# The exercise
Present every line in which the string "JSON" appears.

# Entries supplied
- - -
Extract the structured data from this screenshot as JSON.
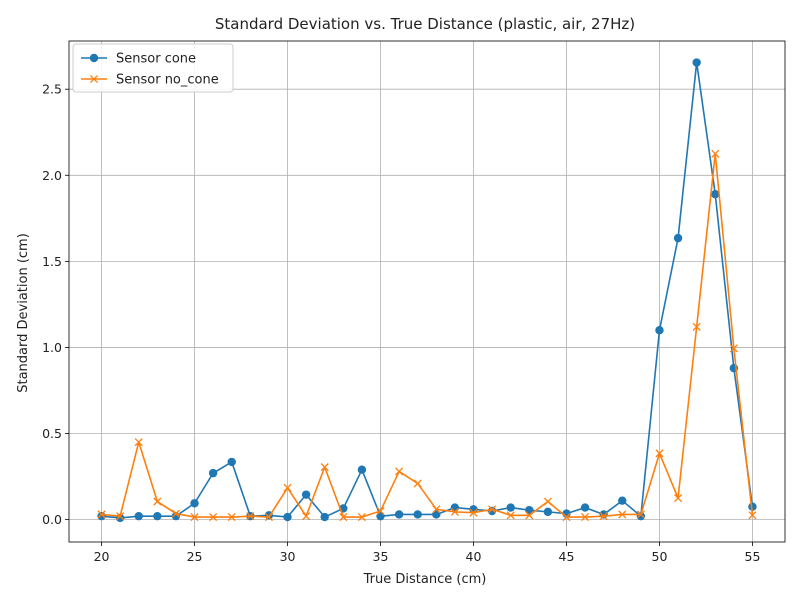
{
  "chart_data": {
    "type": "line",
    "title": "Standard Deviation vs. True Distance (plastic, air, 27Hz)",
    "xlabel": "True Distance (cm)",
    "ylabel": "Standard Deviation (cm)",
    "xlim": [
      18.25,
      56.75
    ],
    "ylim": [
      -0.13,
      2.78
    ],
    "xticks": [
      20,
      25,
      30,
      35,
      40,
      45,
      50,
      55
    ],
    "yticks": [
      0.0,
      0.5,
      1.0,
      1.5,
      2.0,
      2.5
    ],
    "ytick_labels": [
      "0.0",
      "0.5",
      "1.0",
      "1.5",
      "2.0",
      "2.5"
    ],
    "grid": true,
    "legend_position": "upper-left",
    "x": [
      20,
      21,
      22,
      23,
      24,
      25,
      26,
      27,
      28,
      29,
      30,
      31,
      32,
      33,
      34,
      35,
      36,
      37,
      38,
      39,
      40,
      41,
      42,
      43,
      44,
      45,
      46,
      47,
      48,
      49,
      50,
      51,
      52,
      53,
      54,
      55
    ],
    "series": [
      {
        "name": "Sensor cone",
        "color": "#1f77b4",
        "marker": "circle",
        "values": [
          0.02,
          0.01,
          0.02,
          0.02,
          0.02,
          0.095,
          0.27,
          0.335,
          0.02,
          0.025,
          0.015,
          0.145,
          0.015,
          0.065,
          0.29,
          0.02,
          0.03,
          0.03,
          0.03,
          0.07,
          0.06,
          0.05,
          0.07,
          0.055,
          0.045,
          0.035,
          0.07,
          0.03,
          0.11,
          0.02,
          1.1,
          1.635,
          2.655,
          1.89,
          0.88,
          0.075
        ]
      },
      {
        "name": "Sensor no_cone",
        "color": "#ff7f0e",
        "marker": "x",
        "values": [
          0.03,
          0.02,
          0.45,
          0.105,
          0.035,
          0.015,
          0.015,
          0.015,
          0.02,
          0.015,
          0.185,
          0.02,
          0.305,
          0.015,
          0.015,
          0.05,
          0.28,
          0.21,
          0.06,
          0.045,
          0.04,
          0.06,
          0.025,
          0.025,
          0.105,
          0.015,
          0.015,
          0.02,
          0.03,
          0.03,
          0.385,
          0.125,
          1.12,
          2.125,
          0.995,
          0.025
        ]
      }
    ]
  }
}
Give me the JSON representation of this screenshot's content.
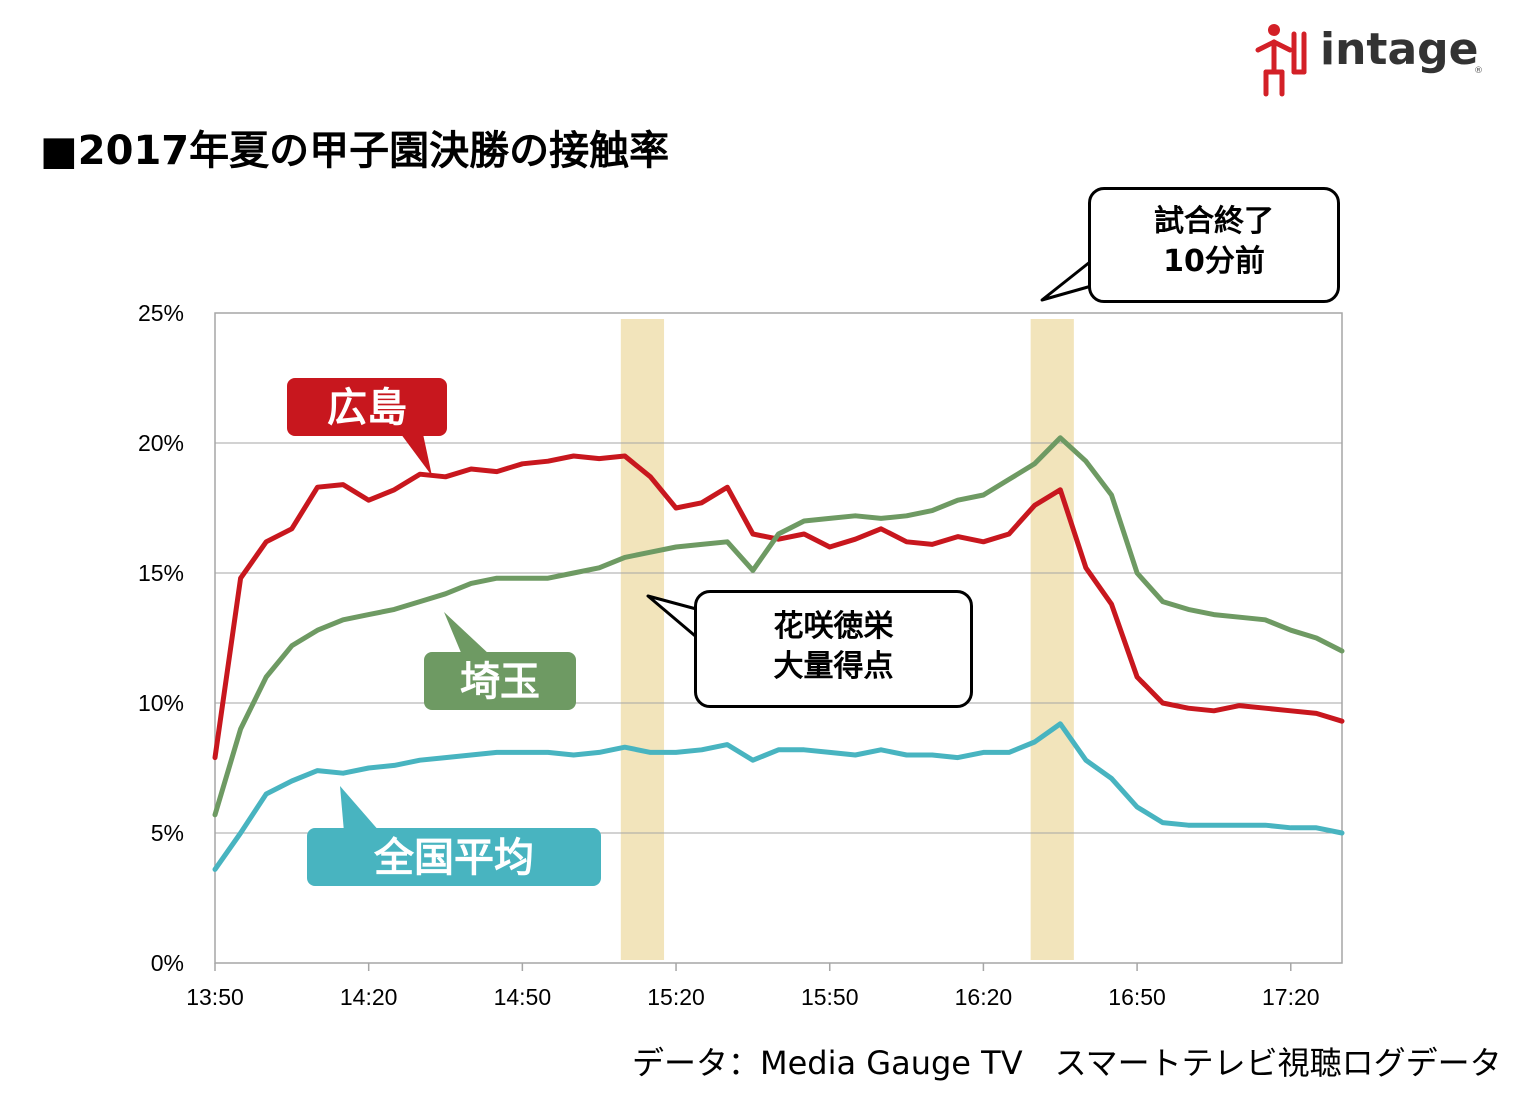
{
  "logo": {
    "text": "intage",
    "mark": "®",
    "icon": "person-figure-icon"
  },
  "title": "■2017年夏の甲子園決勝の接触率",
  "callouts": {
    "end": [
      "試合終了",
      "10分前"
    ],
    "mid": [
      "花咲徳栄",
      "大量得点"
    ]
  },
  "source": "データ：Media Gauge TV　スマートテレビ視聴ログデータ",
  "colors": {
    "hiroshima": "#c8171e",
    "saitama": "#6e9a63",
    "national": "#48b4c0",
    "highlight": "#f2e4bb",
    "grid": "#a6a6a6"
  },
  "chart_data": {
    "type": "line",
    "x_ticks": [
      "13:50",
      "14:20",
      "14:50",
      "15:20",
      "15:50",
      "16:20",
      "16:50",
      "17:20"
    ],
    "y_ticks": [
      "0%",
      "5%",
      "10%",
      "15%",
      "20%",
      "25%"
    ],
    "xlim": [
      "13:50",
      "17:30"
    ],
    "ylim": [
      0,
      25
    ],
    "grid": "horizontal",
    "highlights": [
      {
        "from": "15:10",
        "to": "15:20"
      },
      {
        "from": "16:30",
        "to": "16:40"
      }
    ],
    "x": [
      "13:50",
      "13:55",
      "14:00",
      "14:05",
      "14:10",
      "14:15",
      "14:20",
      "14:25",
      "14:30",
      "14:35",
      "14:40",
      "14:45",
      "14:50",
      "14:55",
      "15:00",
      "15:05",
      "15:10",
      "15:15",
      "15:20",
      "15:25",
      "15:30",
      "15:35",
      "15:40",
      "15:45",
      "15:50",
      "15:55",
      "16:00",
      "16:05",
      "16:10",
      "16:15",
      "16:20",
      "16:25",
      "16:30",
      "16:35",
      "16:40",
      "16:45",
      "16:50",
      "16:55",
      "17:00",
      "17:05",
      "17:10",
      "17:15",
      "17:20",
      "17:25",
      "17:30"
    ],
    "series": [
      {
        "name": "広島",
        "values": [
          7.9,
          14.8,
          16.2,
          16.7,
          18.3,
          18.4,
          17.8,
          18.2,
          18.8,
          18.7,
          19.0,
          18.9,
          19.2,
          19.3,
          19.5,
          19.4,
          19.5,
          18.7,
          17.5,
          17.7,
          18.3,
          16.5,
          16.3,
          16.5,
          16.0,
          16.3,
          16.7,
          16.2,
          16.1,
          16.4,
          16.2,
          16.5,
          17.6,
          18.2,
          15.2,
          13.8,
          11.0,
          10.0,
          9.8,
          9.7,
          9.9,
          9.8,
          9.7,
          9.6,
          9.3
        ]
      },
      {
        "name": "埼玉",
        "values": [
          5.7,
          9.0,
          11.0,
          12.2,
          12.8,
          13.2,
          13.4,
          13.6,
          13.9,
          14.2,
          14.6,
          14.8,
          14.8,
          14.8,
          15.0,
          15.2,
          15.6,
          15.8,
          16.0,
          16.1,
          16.2,
          15.1,
          16.5,
          17.0,
          17.1,
          17.2,
          17.1,
          17.2,
          17.4,
          17.8,
          18.0,
          18.6,
          19.2,
          20.2,
          19.3,
          18.0,
          15.0,
          13.9,
          13.6,
          13.4,
          13.3,
          13.2,
          12.8,
          12.5,
          12.0
        ]
      },
      {
        "name": "全国平均",
        "values": [
          3.6,
          5.0,
          6.5,
          7.0,
          7.4,
          7.3,
          7.5,
          7.6,
          7.8,
          7.9,
          8.0,
          8.1,
          8.1,
          8.1,
          8.0,
          8.1,
          8.3,
          8.1,
          8.1,
          8.2,
          8.4,
          7.8,
          8.2,
          8.2,
          8.1,
          8.0,
          8.2,
          8.0,
          8.0,
          7.9,
          8.1,
          8.1,
          8.5,
          9.2,
          7.8,
          7.1,
          6.0,
          5.4,
          5.3,
          5.3,
          5.3,
          5.3,
          5.2,
          5.2,
          5.0
        ]
      }
    ]
  }
}
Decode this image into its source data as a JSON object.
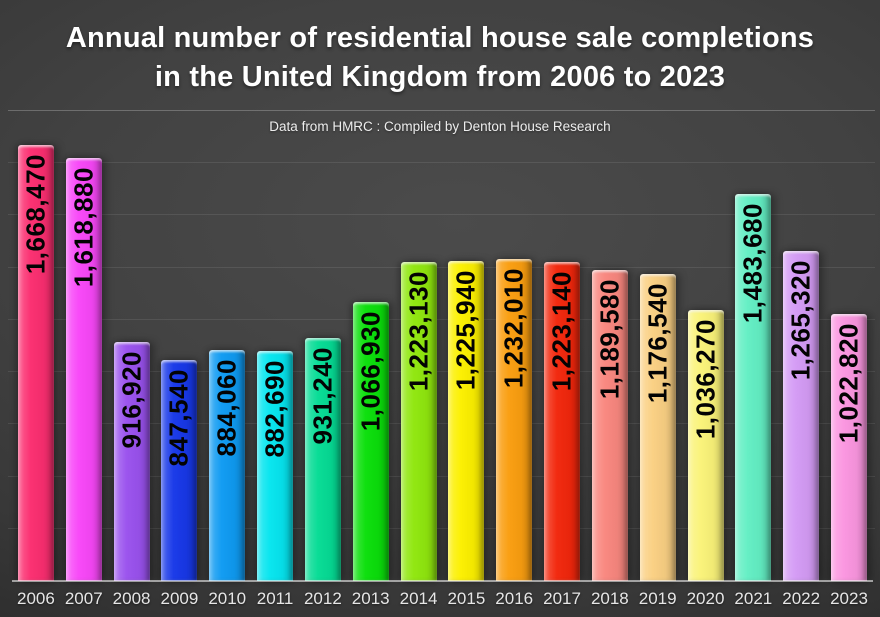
{
  "slide_title": {
    "line1": "Annual number of residential house sale completions",
    "line2": "in the United Kingdom from 2006 to 2023"
  },
  "subtitle": "Data from HMRC : Compiled by Denton House Research",
  "colors": {
    "background_center": "#4b4b4b",
    "background_edge": "#262626",
    "title_text": "#ffffff",
    "subtitle_text": "#ededed",
    "value_label_text": "#000000",
    "axis_label_text": "#e6e6e6",
    "gridline": "rgba(255,255,255,0.09)",
    "axis_line": "rgba(255,255,255,0.55)"
  },
  "chart_data": {
    "type": "bar",
    "title": "Annual number of residential house sale completions in the United Kingdom from 2006 to 2023",
    "subtitle": "Data from HMRC : Compiled by Denton House Research",
    "xlabel": "",
    "ylabel": "",
    "ylim": [
      0,
      1800000
    ],
    "gridline_step": 200000,
    "grid": "horizontal, faint, no y-axis tick labels",
    "legend_position": "none",
    "value_label_style": "black bold, rotated 90deg counterclockwise, inside bar near top",
    "categories": [
      "2006",
      "2007",
      "2008",
      "2009",
      "2010",
      "2011",
      "2012",
      "2013",
      "2014",
      "2015",
      "2016",
      "2017",
      "2018",
      "2019",
      "2020",
      "2021",
      "2022",
      "2023"
    ],
    "values": [
      1668470,
      1618880,
      916920,
      847540,
      884060,
      882690,
      931240,
      1066930,
      1223130,
      1225940,
      1232010,
      1223140,
      1189580,
      1176540,
      1036270,
      1483680,
      1265320,
      1022820
    ],
    "value_labels": [
      "1,668,470",
      "1,618,880",
      "916,920",
      "847,540",
      "884,060",
      "882,690",
      "931,240",
      "1,066,930",
      "1,223,130",
      "1,225,940",
      "1,232,010",
      "1,223,140",
      "1,189,580",
      "1,176,540",
      "1,036,270",
      "1,483,680",
      "1,265,320",
      "1,022,820"
    ],
    "bar_colors": [
      "#FB2E70",
      "#F847F8",
      "#9A52EE",
      "#1838E8",
      "#0F9BF2",
      "#06E5EF",
      "#06DC95",
      "#0BDF0B",
      "#90E70E",
      "#FCF000",
      "#FA9E10",
      "#F2270C",
      "#F9877F",
      "#FAD083",
      "#FAF379",
      "#63EFC4",
      "#D49BF5",
      "#FB96E0"
    ]
  }
}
- - -
# Final result
Extract the structured data from this screenshot as JSON.
Give me the JSON representation of this screenshot's content.
Decode this image into its source data as a JSON object.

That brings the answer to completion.